* What the task requires
Reproduce the listing word for word. Skip any image.

--- begin ---

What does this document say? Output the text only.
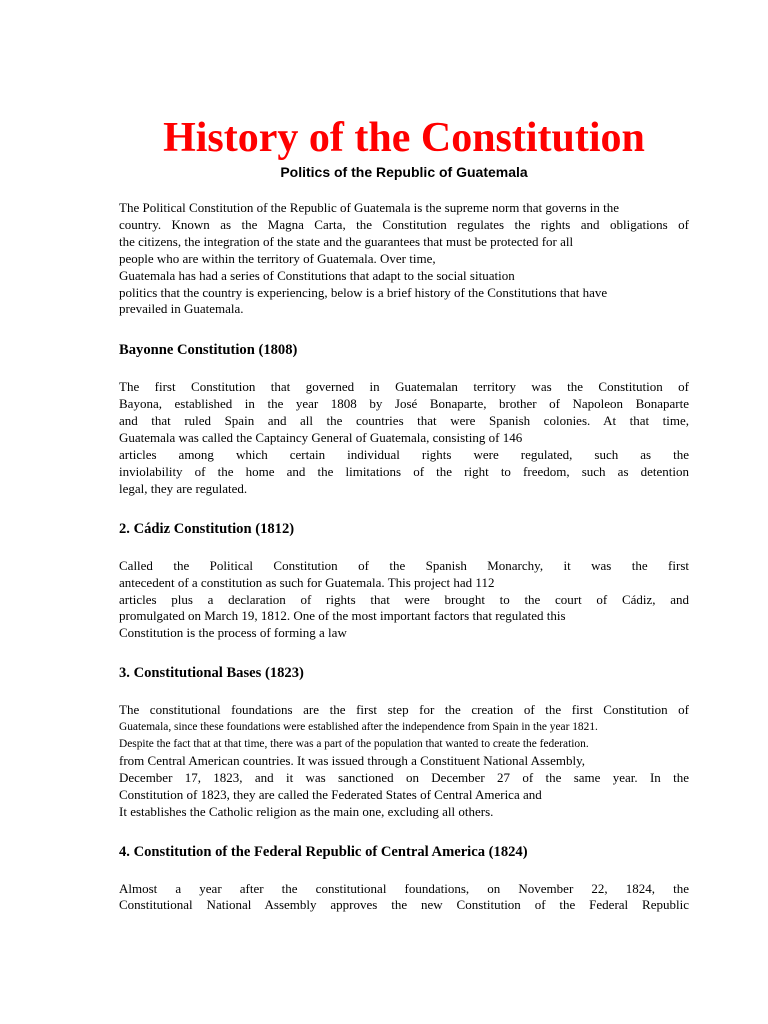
History of the Constitution
Politics of the Republic of Guatemala

The Political Constitution of the Republic of Guatemala is the supreme norm that governs in the
country. Known as the Magna Carta, the Constitution regulates the rights and obligations of
the citizens, the integration of the state and the guarantees that must be protected for all
people who are within the territory of Guatemala. Over time,
Guatemala has had a series of Constitutions that adapt to the social situation
politics that the country is experiencing, below is a brief history of the Constitutions that have
prevailed in Guatemala.

Bayonne Constitution (1808)

The first Constitution that governed in Guatemalan territory was the Constitution of
Bayona, established in the year 1808 by José Bonaparte, brother of Napoleon Bonaparte
and that ruled Spain and all the countries that were Spanish colonies. At that time,
Guatemala was called the Captaincy General of Guatemala, consisting of 146
articles among which certain individual rights were regulated, such as the
inviolability of the home and the limitations of the right to freedom, such as detention
legal, they are regulated.

2. Cádiz Constitution (1812)

Called the Political Constitution of the Spanish Monarchy, it was the first
antecedent of a constitution as such for Guatemala. This project had 112
articles plus a declaration of rights that were brought to the court of Cádiz, and
promulgated on March 19, 1812. One of the most important factors that regulated this
Constitution is the process of forming a law

3. Constitutional Bases (1823)

The constitutional foundations are the first step for the creation of the first Constitution of
Guatemala, since these foundations were established after the independence from Spain in the year 1821.
Despite the fact that at that time, there was a part of the population that wanted to create the federation.
from Central American countries. It was issued through a Constituent National Assembly,
December 17, 1823, and it was sanctioned on December 27 of the same year. In the
Constitution of 1823, they are called the Federated States of Central America and
It establishes the Catholic religion as the main one, excluding all others.

4. Constitution of the Federal Republic of Central America (1824)

Almost a year after the constitutional foundations, on November 22, 1824, the
Constitutional National Assembly approves the new Constitution of the Federal Republic
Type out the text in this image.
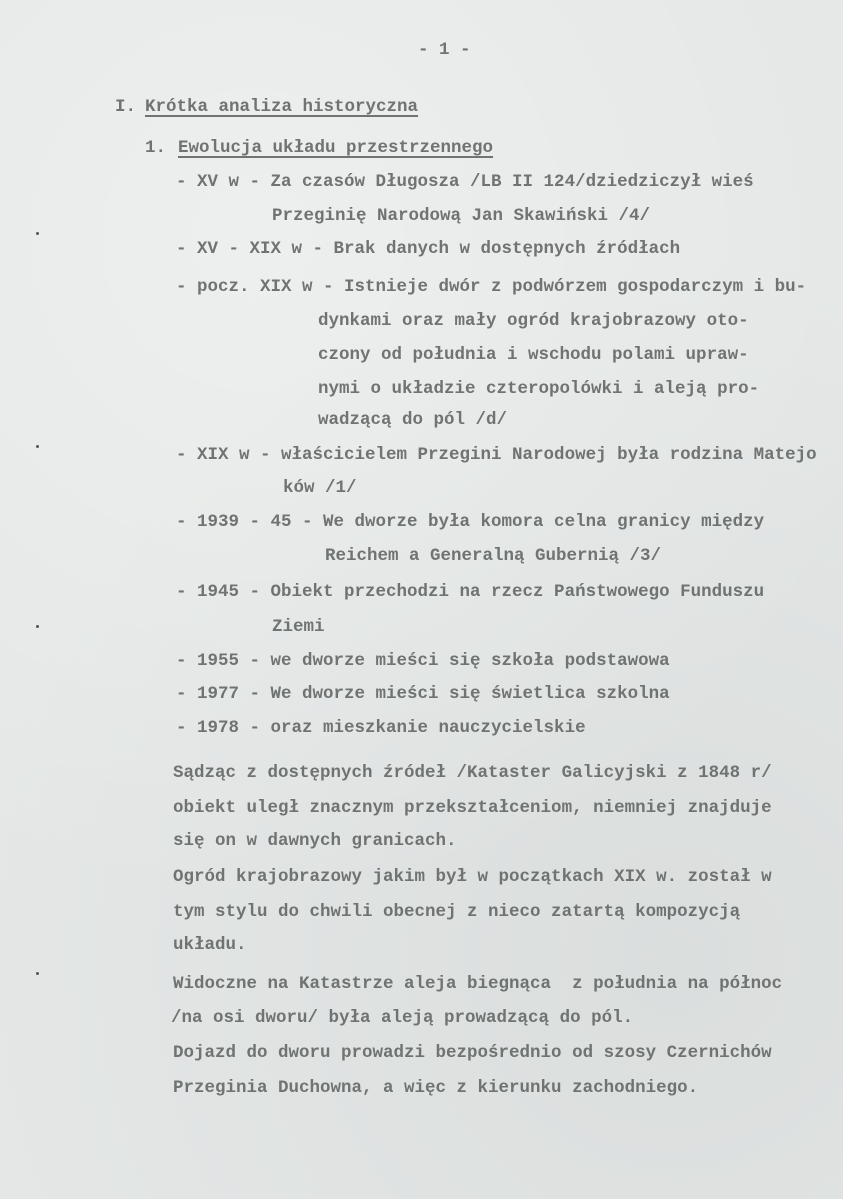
- 1 -
I. Krótka analiza historyczna
1. Ewolucja układu przestrzennego
- XV w - Za czasów Długosza /LB II 124/dziedziczył wieś
Przeginię Narodową Jan Skawiński /4/
- XV - XIX w - Brak danych w dostępnych źródłach
- pocz. XIX w - Istnieje dwór z podwórzem gospodarczym i bu-
dynkami oraz mały ogród krajobrazowy oto-
czony od południa i wschodu polami upraw-
nymi o układzie czteropolówki i aleją pro-
wadzącą do pól /d/
- XIX w - właścicielem Przegini Narodowej była rodzina Matejo
ków /1/
- 1939 - 45 - We dworze była komora celna granicy między
Reichem a Generalną Gubernią /3/
- 1945 - Obiekt przechodzi na rzecz Państwowego Funduszu
Ziemi
- 1955 - we dworze mieści się szkoła podstawowa
- 1977 - We dworze mieści się świetlica szkolna
- 1978 - oraz mieszkanie nauczycielskie
Sądząc z dostępnych źródeł /Kataster Galicyjski z 1848 r/
obiekt uległ znacznym przekształceniom, niemniej znajduje
się on w dawnych granicach.
Ogród krajobrazowy jakim był w początkach XIX w. został w
tym stylu do chwili obecnej z nieco zatartą kompozycją
układu.
Widoczne na Katastrze aleja biegnąca  z południa na północ
/na osi dworu/ była aleją prowadzącą do pól.
Dojazd do dworu prowadzi bezpośrednio od szosy Czernichów
Przeginia Duchowna, a więc z kierunku zachodniego.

--- end ---

* Exercise solution
What does this document say? Output the text only.
History of the Constitution
Politics of the Republic of Guatemala

The Political Constitution of the Republic of Guatemala is the supreme norm that governs in the
country. Known as the Magna Carta, the Constitution regulates the rights and obligations of
the citizens, the integration of the state and the guarantees that must be protected for all
people who are within the territory of Guatemala. Over time,
Guatemala has had a series of Constitutions that adapt to the social situation
politics that the country is experiencing, below is a brief history of the Constitutions that have
prevailed in Guatemala.

Bayonne Constitution (1808)

The first Constitution that governed in Guatemalan territory was the Constitution of
Bayona, established in the year 1808 by José Bonaparte, brother of Napoleon Bonaparte
and that ruled Spain and all the countries that were Spanish colonies. At that time,
Guatemala was called the Captaincy General of Guatemala, consisting of 146
articles among which certain individual rights were regulated, such as the
inviolability of the home and the limitations of the right to freedom, such as detention
legal, they are regulated.

2. Cádiz Constitution (1812)

Called the Political Constitution of the Spanish Monarchy, it was the first
antecedent of a constitution as such for Guatemala. This project had 112
articles plus a declaration of rights that were brought to the court of Cádiz, and
promulgated on March 19, 1812. One of the most important factors that regulated this
Constitution is the process of forming a law

3. Constitutional Bases (1823)

The constitutional foundations are the first step for the creation of the first Constitution of
Guatemala, since these foundations were established after the independence from Spain in the year 1821.
Despite the fact that at that time, there was a part of the population that wanted to create the federation.
from Central American countries. It was issued through a Constituent National Assembly,
December 17, 1823, and it was sanctioned on December 27 of the same year. In the
Constitution of 1823, they are called the Federated States of Central America and
It establishes the Catholic religion as the main one, excluding all others.

4. Constitution of the Federal Republic of Central America (1824)

Almost a year after the constitutional foundations, on November 22, 1824, the
Constitutional National Assembly approves the new Constitution of the Federal Republic
Type out the text in this image.
- 1 -
I. Krótka analiza historyczna
1. Ewolucja układu przestrzennego
- XV w - Za czasów Długosza /LB II 124/dziedziczył wieś
Przeginię Narodową Jan Skawiński /4/
- XV - XIX w - Brak danych w dostępnych źródłach
- pocz. XIX w - Istnieje dwór z podwórzem gospodarczym i bu-
dynkami oraz mały ogród krajobrazowy oto-
czony od południa i wschodu polami upraw-
nymi o układzie czteropolówki i aleją pro-
wadzącą do pól /d/
- XIX w - właścicielem Przegini Narodowej była rodzina Matejo
ków /1/
- 1939 - 45 - We dworze była komora celna granicy między
Reichem a Generalną Gubernią /3/
- 1945 - Obiekt przechodzi na rzecz Państwowego Funduszu
Ziemi
- 1955 - we dworze mieści się szkoła podstawowa
- 1977 - We dworze mieści się świetlica szkolna
- 1978 - oraz mieszkanie nauczycielskie
Sądząc z dostępnych źródeł /Kataster Galicyjski z 1848 r/
obiekt uległ znacznym przekształceniom, niemniej znajduje
się on w dawnych granicach.
Ogród krajobrazowy jakim był w początkach XIX w. został w
tym stylu do chwili obecnej z nieco zatartą kompozycją
układu.
Widoczne na Katastrze aleja biegnąca  z południa na północ
/na osi dworu/ była aleją prowadzącą do pól.
Dojazd do dworu prowadzi bezpośrednio od szosy Czernichów
Przeginia Duchowna, a więc z kierunku zachodniego.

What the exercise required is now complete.